Element position data
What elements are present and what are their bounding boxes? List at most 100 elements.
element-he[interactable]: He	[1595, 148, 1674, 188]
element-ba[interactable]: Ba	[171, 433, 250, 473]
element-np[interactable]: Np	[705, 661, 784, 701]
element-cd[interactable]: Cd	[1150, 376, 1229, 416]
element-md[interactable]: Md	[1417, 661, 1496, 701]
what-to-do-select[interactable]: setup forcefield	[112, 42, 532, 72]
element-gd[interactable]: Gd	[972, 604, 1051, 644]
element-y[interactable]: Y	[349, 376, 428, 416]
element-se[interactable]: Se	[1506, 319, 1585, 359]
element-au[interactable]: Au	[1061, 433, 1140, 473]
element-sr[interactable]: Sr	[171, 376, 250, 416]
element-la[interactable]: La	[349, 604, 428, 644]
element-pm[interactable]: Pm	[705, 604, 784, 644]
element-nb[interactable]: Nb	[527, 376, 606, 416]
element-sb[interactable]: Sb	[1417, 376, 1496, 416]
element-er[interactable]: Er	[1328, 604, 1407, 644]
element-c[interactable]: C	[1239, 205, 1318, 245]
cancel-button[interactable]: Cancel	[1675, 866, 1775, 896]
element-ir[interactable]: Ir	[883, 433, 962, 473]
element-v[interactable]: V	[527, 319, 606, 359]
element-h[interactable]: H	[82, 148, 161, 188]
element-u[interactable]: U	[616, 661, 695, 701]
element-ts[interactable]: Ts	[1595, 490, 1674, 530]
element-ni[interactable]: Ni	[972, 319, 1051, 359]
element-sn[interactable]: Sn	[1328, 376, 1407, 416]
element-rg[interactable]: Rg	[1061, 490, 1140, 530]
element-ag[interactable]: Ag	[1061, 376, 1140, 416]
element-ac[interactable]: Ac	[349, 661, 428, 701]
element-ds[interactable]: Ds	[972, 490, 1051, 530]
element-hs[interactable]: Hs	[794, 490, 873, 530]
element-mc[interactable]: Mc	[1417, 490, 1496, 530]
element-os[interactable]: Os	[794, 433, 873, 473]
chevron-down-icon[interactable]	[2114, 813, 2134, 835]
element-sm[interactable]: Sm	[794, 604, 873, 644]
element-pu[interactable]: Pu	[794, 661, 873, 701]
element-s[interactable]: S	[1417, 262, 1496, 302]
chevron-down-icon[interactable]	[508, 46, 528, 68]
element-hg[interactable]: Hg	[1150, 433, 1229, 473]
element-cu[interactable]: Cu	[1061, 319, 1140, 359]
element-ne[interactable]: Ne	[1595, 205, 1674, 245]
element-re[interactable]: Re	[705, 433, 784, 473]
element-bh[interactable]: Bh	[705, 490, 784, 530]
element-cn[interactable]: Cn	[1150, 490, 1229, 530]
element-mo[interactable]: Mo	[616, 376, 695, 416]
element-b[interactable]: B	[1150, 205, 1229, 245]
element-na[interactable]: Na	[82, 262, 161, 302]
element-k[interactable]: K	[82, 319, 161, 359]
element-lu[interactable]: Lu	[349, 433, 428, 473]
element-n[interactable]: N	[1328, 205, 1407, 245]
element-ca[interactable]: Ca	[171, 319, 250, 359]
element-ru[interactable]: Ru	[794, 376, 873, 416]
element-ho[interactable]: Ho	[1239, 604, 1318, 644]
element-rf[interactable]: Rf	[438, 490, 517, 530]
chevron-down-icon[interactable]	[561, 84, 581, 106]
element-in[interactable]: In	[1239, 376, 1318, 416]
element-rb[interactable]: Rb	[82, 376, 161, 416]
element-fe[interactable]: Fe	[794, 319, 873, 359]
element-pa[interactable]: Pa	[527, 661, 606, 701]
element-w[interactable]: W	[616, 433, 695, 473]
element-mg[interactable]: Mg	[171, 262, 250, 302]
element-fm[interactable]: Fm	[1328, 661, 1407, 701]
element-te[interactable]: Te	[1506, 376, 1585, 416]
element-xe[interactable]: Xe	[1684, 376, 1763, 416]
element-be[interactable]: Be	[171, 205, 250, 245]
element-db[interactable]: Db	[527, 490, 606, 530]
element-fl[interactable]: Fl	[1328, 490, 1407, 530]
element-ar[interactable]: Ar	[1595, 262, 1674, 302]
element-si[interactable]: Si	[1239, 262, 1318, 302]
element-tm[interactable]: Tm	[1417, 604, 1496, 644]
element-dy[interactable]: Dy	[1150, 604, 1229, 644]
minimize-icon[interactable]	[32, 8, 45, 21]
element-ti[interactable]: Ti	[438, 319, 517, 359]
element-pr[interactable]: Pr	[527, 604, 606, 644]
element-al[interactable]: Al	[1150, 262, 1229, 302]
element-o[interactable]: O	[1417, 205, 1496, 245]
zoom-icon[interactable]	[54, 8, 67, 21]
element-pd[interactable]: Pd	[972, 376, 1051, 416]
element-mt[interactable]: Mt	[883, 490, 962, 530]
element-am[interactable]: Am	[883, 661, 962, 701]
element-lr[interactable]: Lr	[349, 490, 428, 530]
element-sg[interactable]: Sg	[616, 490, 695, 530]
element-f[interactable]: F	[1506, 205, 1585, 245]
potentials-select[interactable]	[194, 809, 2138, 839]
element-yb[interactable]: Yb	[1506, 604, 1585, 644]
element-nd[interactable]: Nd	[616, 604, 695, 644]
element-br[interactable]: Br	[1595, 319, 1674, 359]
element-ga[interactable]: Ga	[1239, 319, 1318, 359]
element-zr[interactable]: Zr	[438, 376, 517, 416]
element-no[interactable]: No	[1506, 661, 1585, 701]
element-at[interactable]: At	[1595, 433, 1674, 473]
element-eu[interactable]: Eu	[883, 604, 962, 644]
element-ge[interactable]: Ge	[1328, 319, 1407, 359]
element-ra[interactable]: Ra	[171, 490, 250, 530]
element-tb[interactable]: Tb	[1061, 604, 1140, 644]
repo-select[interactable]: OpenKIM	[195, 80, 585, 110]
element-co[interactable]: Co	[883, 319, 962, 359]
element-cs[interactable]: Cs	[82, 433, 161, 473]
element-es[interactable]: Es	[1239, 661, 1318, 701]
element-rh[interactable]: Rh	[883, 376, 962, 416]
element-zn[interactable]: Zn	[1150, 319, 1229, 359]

WHAT IS EXPECTED
Please copy all of the material above line for line, changing nothing.

ANSWER
What elements are present and what are their bounding boxes? List at most 100 elements.
element-he[interactable]: He	[1595, 148, 1674, 188]
element-ba[interactable]: Ba	[171, 433, 250, 473]
element-np[interactable]: Np	[705, 661, 784, 701]
element-cd[interactable]: Cd	[1150, 376, 1229, 416]
element-md[interactable]: Md	[1417, 661, 1496, 701]
what-to-do-select[interactable]: setup forcefield	[112, 42, 532, 72]
element-gd[interactable]: Gd	[972, 604, 1051, 644]
element-y[interactable]: Y	[349, 376, 428, 416]
element-se[interactable]: Se	[1506, 319, 1585, 359]
element-au[interactable]: Au	[1061, 433, 1140, 473]
element-sr[interactable]: Sr	[171, 376, 250, 416]
element-la[interactable]: La	[349, 604, 428, 644]
element-pm[interactable]: Pm	[705, 604, 784, 644]
element-nb[interactable]: Nb	[527, 376, 606, 416]
element-sb[interactable]: Sb	[1417, 376, 1496, 416]
element-er[interactable]: Er	[1328, 604, 1407, 644]
element-c[interactable]: C	[1239, 205, 1318, 245]
cancel-button[interactable]: Cancel	[1675, 866, 1775, 896]
element-ir[interactable]: Ir	[883, 433, 962, 473]
element-v[interactable]: V	[527, 319, 606, 359]
element-h[interactable]: H	[82, 148, 161, 188]
element-u[interactable]: U	[616, 661, 695, 701]
element-ts[interactable]: Ts	[1595, 490, 1674, 530]
element-ni[interactable]: Ni	[972, 319, 1051, 359]
element-sn[interactable]: Sn	[1328, 376, 1407, 416]
element-rg[interactable]: Rg	[1061, 490, 1140, 530]
element-ag[interactable]: Ag	[1061, 376, 1140, 416]
element-ac[interactable]: Ac	[349, 661, 428, 701]
element-ds[interactable]: Ds	[972, 490, 1051, 530]
element-hs[interactable]: Hs	[794, 490, 873, 530]
element-mc[interactable]: Mc	[1417, 490, 1496, 530]
element-os[interactable]: Os	[794, 433, 873, 473]
chevron-down-icon[interactable]	[2114, 813, 2134, 835]
element-sm[interactable]: Sm	[794, 604, 873, 644]
element-pu[interactable]: Pu	[794, 661, 873, 701]
element-s[interactable]: S	[1417, 262, 1496, 302]
chevron-down-icon[interactable]	[508, 46, 528, 68]
element-hg[interactable]: Hg	[1150, 433, 1229, 473]
element-cu[interactable]: Cu	[1061, 319, 1140, 359]
element-ne[interactable]: Ne	[1595, 205, 1674, 245]
element-re[interactable]: Re	[705, 433, 784, 473]
element-bh[interactable]: Bh	[705, 490, 784, 530]
element-cn[interactable]: Cn	[1150, 490, 1229, 530]
element-mo[interactable]: Mo	[616, 376, 695, 416]
element-b[interactable]: B	[1150, 205, 1229, 245]
element-na[interactable]: Na	[82, 262, 161, 302]
element-k[interactable]: K	[82, 319, 161, 359]
element-lu[interactable]: Lu	[349, 433, 428, 473]
element-n[interactable]: N	[1328, 205, 1407, 245]
element-ca[interactable]: Ca	[171, 319, 250, 359]
element-ru[interactable]: Ru	[794, 376, 873, 416]
element-ho[interactable]: Ho	[1239, 604, 1318, 644]
element-rf[interactable]: Rf	[438, 490, 517, 530]
chevron-down-icon[interactable]	[561, 84, 581, 106]
element-in[interactable]: In	[1239, 376, 1318, 416]
element-rb[interactable]: Rb	[82, 376, 161, 416]
element-fe[interactable]: Fe	[794, 319, 873, 359]
element-pa[interactable]: Pa	[527, 661, 606, 701]
element-w[interactable]: W	[616, 433, 695, 473]
element-mg[interactable]: Mg	[171, 262, 250, 302]
element-fm[interactable]: Fm	[1328, 661, 1407, 701]
element-te[interactable]: Te	[1506, 376, 1585, 416]
element-xe[interactable]: Xe	[1684, 376, 1763, 416]
element-be[interactable]: Be	[171, 205, 250, 245]
element-db[interactable]: Db	[527, 490, 606, 530]
element-fl[interactable]: Fl	[1328, 490, 1407, 530]
element-ar[interactable]: Ar	[1595, 262, 1674, 302]
element-si[interactable]: Si	[1239, 262, 1318, 302]
element-tm[interactable]: Tm	[1417, 604, 1496, 644]
element-dy[interactable]: Dy	[1150, 604, 1229, 644]
minimize-icon[interactable]	[32, 8, 45, 21]
element-ti[interactable]: Ti	[438, 319, 517, 359]
element-pr[interactable]: Pr	[527, 604, 606, 644]
element-al[interactable]: Al	[1150, 262, 1229, 302]
element-o[interactable]: O	[1417, 205, 1496, 245]
zoom-icon[interactable]	[54, 8, 67, 21]
element-pd[interactable]: Pd	[972, 376, 1051, 416]
element-mt[interactable]: Mt	[883, 490, 962, 530]
element-am[interactable]: Am	[883, 661, 962, 701]
element-lr[interactable]: Lr	[349, 490, 428, 530]
element-sg[interactable]: Sg	[616, 490, 695, 530]
element-f[interactable]: F	[1506, 205, 1585, 245]
potentials-select[interactable]	[194, 809, 2138, 839]
element-yb[interactable]: Yb	[1506, 604, 1585, 644]
element-nd[interactable]: Nd	[616, 604, 695, 644]
element-br[interactable]: Br	[1595, 319, 1674, 359]
element-ga[interactable]: Ga	[1239, 319, 1318, 359]
element-zr[interactable]: Zr	[438, 376, 517, 416]
element-no[interactable]: No	[1506, 661, 1585, 701]
element-at[interactable]: At	[1595, 433, 1674, 473]
element-eu[interactable]: Eu	[883, 604, 962, 644]
element-ge[interactable]: Ge	[1328, 319, 1407, 359]
element-ra[interactable]: Ra	[171, 490, 250, 530]
element-tb[interactable]: Tb	[1061, 604, 1140, 644]
repo-select[interactable]: OpenKIM	[195, 80, 585, 110]
element-co[interactable]: Co	[883, 319, 962, 359]
element-cs[interactable]: Cs	[82, 433, 161, 473]
element-es[interactable]: Es	[1239, 661, 1318, 701]
element-rh[interactable]: Rh	[883, 376, 962, 416]
element-zn[interactable]: Zn	[1150, 319, 1229, 359]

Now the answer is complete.